## What is required
Copy out every entry below word for word, without changing any line.

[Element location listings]

━━━━

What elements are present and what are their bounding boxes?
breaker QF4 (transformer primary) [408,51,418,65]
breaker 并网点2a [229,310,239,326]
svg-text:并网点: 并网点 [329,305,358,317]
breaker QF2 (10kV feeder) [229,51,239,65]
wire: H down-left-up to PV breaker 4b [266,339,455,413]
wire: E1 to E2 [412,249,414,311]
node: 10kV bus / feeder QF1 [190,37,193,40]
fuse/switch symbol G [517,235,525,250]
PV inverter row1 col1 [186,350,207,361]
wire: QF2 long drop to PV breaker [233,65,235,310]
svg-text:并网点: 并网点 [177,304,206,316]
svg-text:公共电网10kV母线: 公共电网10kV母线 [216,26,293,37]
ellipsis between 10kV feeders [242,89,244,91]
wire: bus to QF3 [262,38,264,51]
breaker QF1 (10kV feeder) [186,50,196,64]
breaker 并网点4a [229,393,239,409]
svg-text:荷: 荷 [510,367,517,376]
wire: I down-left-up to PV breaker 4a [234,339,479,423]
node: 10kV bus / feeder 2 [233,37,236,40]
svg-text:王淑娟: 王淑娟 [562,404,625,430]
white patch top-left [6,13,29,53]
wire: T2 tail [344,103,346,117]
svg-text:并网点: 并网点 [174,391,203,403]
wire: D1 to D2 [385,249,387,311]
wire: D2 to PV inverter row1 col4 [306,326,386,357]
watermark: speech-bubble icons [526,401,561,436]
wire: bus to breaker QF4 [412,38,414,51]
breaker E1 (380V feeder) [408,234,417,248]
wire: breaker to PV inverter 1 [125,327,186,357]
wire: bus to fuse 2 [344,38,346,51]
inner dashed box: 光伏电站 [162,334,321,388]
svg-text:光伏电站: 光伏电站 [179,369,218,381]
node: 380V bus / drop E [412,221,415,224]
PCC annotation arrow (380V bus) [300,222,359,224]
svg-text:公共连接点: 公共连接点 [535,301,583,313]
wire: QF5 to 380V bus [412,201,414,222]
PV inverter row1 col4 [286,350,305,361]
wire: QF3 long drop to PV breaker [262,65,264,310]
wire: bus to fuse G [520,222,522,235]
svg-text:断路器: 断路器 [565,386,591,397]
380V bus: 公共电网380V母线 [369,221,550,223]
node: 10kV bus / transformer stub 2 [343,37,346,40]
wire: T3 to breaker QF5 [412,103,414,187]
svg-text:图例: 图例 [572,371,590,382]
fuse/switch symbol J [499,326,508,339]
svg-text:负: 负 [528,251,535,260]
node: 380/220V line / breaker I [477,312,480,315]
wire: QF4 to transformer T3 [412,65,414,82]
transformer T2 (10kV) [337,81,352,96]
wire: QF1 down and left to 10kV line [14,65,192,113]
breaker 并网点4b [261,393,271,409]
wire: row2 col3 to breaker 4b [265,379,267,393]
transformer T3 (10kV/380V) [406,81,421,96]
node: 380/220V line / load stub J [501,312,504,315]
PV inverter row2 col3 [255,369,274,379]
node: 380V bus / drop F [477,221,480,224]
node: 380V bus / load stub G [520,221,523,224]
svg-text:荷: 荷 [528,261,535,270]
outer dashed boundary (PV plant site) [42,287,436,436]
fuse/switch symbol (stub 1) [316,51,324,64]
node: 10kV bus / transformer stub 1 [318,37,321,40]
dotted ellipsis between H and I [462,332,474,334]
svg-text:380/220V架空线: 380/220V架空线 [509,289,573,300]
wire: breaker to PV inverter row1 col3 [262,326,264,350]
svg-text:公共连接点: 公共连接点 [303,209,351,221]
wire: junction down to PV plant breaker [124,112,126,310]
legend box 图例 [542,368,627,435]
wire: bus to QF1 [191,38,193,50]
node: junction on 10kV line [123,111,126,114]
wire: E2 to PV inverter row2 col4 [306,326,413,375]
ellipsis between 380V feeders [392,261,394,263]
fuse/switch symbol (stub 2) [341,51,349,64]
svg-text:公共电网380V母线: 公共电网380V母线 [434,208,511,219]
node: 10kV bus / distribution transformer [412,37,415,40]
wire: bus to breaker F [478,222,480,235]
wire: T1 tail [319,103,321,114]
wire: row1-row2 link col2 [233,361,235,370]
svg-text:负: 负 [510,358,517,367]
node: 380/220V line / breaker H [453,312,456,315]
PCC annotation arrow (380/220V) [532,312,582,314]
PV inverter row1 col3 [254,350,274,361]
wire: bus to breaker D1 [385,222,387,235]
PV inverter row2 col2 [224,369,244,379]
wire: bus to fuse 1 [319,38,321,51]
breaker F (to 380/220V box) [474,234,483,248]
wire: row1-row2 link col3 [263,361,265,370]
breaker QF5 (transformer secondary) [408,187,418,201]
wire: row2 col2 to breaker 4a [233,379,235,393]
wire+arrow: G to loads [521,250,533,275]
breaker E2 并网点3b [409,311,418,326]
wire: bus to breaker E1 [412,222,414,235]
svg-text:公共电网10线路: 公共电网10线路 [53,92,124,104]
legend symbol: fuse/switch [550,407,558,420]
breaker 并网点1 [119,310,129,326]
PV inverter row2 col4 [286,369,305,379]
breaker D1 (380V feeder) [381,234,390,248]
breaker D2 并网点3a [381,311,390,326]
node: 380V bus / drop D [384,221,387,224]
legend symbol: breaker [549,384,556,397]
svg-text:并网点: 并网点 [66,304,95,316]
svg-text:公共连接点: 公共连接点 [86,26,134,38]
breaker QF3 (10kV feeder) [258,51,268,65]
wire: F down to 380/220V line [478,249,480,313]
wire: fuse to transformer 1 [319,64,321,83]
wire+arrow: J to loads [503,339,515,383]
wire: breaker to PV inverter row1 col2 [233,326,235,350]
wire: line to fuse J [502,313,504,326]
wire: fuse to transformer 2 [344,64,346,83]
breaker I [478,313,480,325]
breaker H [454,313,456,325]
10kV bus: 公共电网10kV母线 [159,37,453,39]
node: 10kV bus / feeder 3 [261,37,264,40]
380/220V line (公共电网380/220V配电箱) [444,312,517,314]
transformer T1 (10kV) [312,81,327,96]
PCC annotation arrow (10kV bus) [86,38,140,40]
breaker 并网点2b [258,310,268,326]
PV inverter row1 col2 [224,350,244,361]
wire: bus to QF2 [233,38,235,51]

━━━━

## Task result
What elements are present and what are their bounding boxes?
breaker QF4 (transformer primary) [408,51,418,65]
breaker 并网点2a [229,310,239,326]
svg-text:并网点: 并网点 [329,305,358,317]
breaker QF2 (10kV feeder) [229,51,239,65]
wire: H down-left-up to PV breaker 4b [266,339,455,413]
wire: E1 to E2 [412,249,414,311]
node: 10kV bus / feeder QF1 [190,37,193,40]
fuse/switch symbol G [517,235,525,250]
PV inverter row1 col1 [186,350,207,361]
wire: QF2 long drop to PV breaker [233,65,235,310]
svg-text:并网点: 并网点 [177,304,206,316]
svg-text:公共电网10kV母线: 公共电网10kV母线 [216,26,293,37]
ellipsis between 10kV feeders [242,89,244,91]
wire: bus to QF3 [262,38,264,51]
breaker QF1 (10kV feeder) [186,50,196,64]
breaker 并网点4a [229,393,239,409]
svg-text:荷: 荷 [510,367,517,376]
wire: I down-left-up to PV breaker 4a [234,339,479,423]
node: 10kV bus / feeder 2 [233,37,236,40]
svg-text:王淑娟: 王淑娟 [562,404,625,430]
white patch top-left [6,13,29,53]
wire: T2 tail [344,103,346,117]
svg-text:并网点: 并网点 [174,391,203,403]
wire: D1 to D2 [385,249,387,311]
wire: D2 to PV inverter row1 col4 [306,326,386,357]
watermark: speech-bubble icons [526,401,561,436]
wire: bus to breaker QF4 [412,38,414,51]
breaker E1 (380V feeder) [408,234,417,248]
wire: breaker to PV inverter 1 [125,327,186,357]
wire: bus to fuse 2 [344,38,346,51]
inner dashed box: 光伏电站 [162,334,321,388]
svg-text:光伏电站: 光伏电站 [179,369,218,381]
node: 380V bus / drop E [412,221,415,224]
PCC annotation arrow (380V bus) [300,222,359,224]
svg-text:公共连接点: 公共连接点 [535,301,583,313]
wire: QF5 to 380V bus [412,201,414,222]
PV inverter row1 col4 [286,350,305,361]
wire: QF3 long drop to PV breaker [262,65,264,310]
wire: bus to fuse G [520,222,522,235]
svg-text:断路器: 断路器 [565,386,591,397]
380V bus: 公共电网380V母线 [369,221,550,223]
node: 10kV bus / transformer stub 2 [343,37,346,40]
wire: T3 to breaker QF5 [412,103,414,187]
svg-text:图例: 图例 [572,371,590,382]
fuse/switch symbol J [499,326,508,339]
svg-text:负: 负 [528,251,535,260]
node: 380/220V line / breaker I [477,312,480,315]
wire: QF4 to transformer T3 [412,65,414,82]
transformer T2 (10kV) [337,81,352,96]
wire: QF1 down and left to 10kV line [14,65,192,113]
breaker 并网点4b [261,393,271,409]
wire: row2 col3 to breaker 4b [265,379,267,393]
transformer T3 (10kV/380V) [406,81,421,96]
node: 380/220V line / load stub J [501,312,504,315]
PV inverter row2 col3 [255,369,274,379]
node: 380V bus / drop F [477,221,480,224]
node: 380V bus / load stub G [520,221,523,224]
svg-text:荷: 荷 [528,261,535,270]
outer dashed boundary (PV plant site) [42,287,436,436]
fuse/switch symbol (stub 1) [316,51,324,64]
node: 10kV bus / transformer stub 1 [318,37,321,40]
dotted ellipsis between H and I [462,332,474,334]
svg-text:380/220V架空线: 380/220V架空线 [509,289,573,300]
wire: breaker to PV inverter row1 col3 [262,326,264,350]
svg-text:公共连接点: 公共连接点 [303,209,351,221]
wire: junction down to PV plant breaker [124,112,126,310]
legend box 图例 [542,368,627,435]
wire: bus to QF1 [191,38,193,50]
node: junction on 10kV line [123,111,126,114]
wire: E2 to PV inverter row2 col4 [306,326,413,375]
ellipsis between 380V feeders [392,261,394,263]
fuse/switch symbol (stub 2) [341,51,349,64]
svg-text:公共电网380V母线: 公共电网380V母线 [434,208,511,219]
node: 10kV bus / distribution transformer [412,37,415,40]
wire: bus to breaker F [478,222,480,235]
wire: T1 tail [319,103,321,114]
wire: row1-row2 link col2 [233,361,235,370]
svg-text:负: 负 [510,358,517,367]
node: 380/220V line / breaker H [453,312,456,315]
PCC annotation arrow (380/220V) [532,312,582,314]
PV inverter row1 col3 [254,350,274,361]
wire: bus to breaker D1 [385,222,387,235]
PV inverter row2 col2 [224,369,244,379]
wire: bus to fuse 1 [319,38,321,51]
breaker F (to 380/220V box) [474,234,483,248]
wire: row1-row2 link col3 [263,361,265,370]
breaker QF5 (transformer secondary) [408,187,418,201]
wire: row2 col2 to breaker 4a [233,379,235,393]
wire+arrow: G to loads [521,250,533,275]
breaker E2 并网点3b [409,311,418,326]
wire: bus to breaker E1 [412,222,414,235]
svg-text:公共电网10线路: 公共电网10线路 [53,92,124,104]
legend symbol: fuse/switch [550,407,558,420]
breaker 并网点1 [119,310,129,326]
PV inverter row2 col4 [286,369,305,379]
breaker D1 (380V feeder) [381,234,390,248]
breaker D2 并网点3a [381,311,390,326]
node: 380V bus / drop D [384,221,387,224]
legend symbol: breaker [549,384,556,397]
svg-text:并网点: 并网点 [66,304,95,316]
svg-text:公共连接点: 公共连接点 [86,26,134,38]
breaker QF3 (10kV feeder) [258,51,268,65]
wire: F down to 380/220V line [478,249,480,313]
wire: fuse to transformer 1 [319,64,321,83]
wire+arrow: J to loads [503,339,515,383]
wire: breaker to PV inverter row1 col2 [233,326,235,350]
wire: line to fuse J [502,313,504,326]
wire: fuse to transformer 2 [344,64,346,83]
breaker I [478,313,480,325]
breaker H [454,313,456,325]
10kV bus: 公共电网10kV母线 [159,37,453,39]
node: 10kV bus / feeder 3 [261,37,264,40]
380/220V line (公共电网380/220V配电箱) [444,312,517,314]
transformer T1 (10kV) [312,81,327,96]
PCC annotation arrow (10kV bus) [86,38,140,40]
breaker 并网点2b [258,310,268,326]
PV inverter row1 col2 [224,350,244,361]
wire: bus to QF2 [233,38,235,51]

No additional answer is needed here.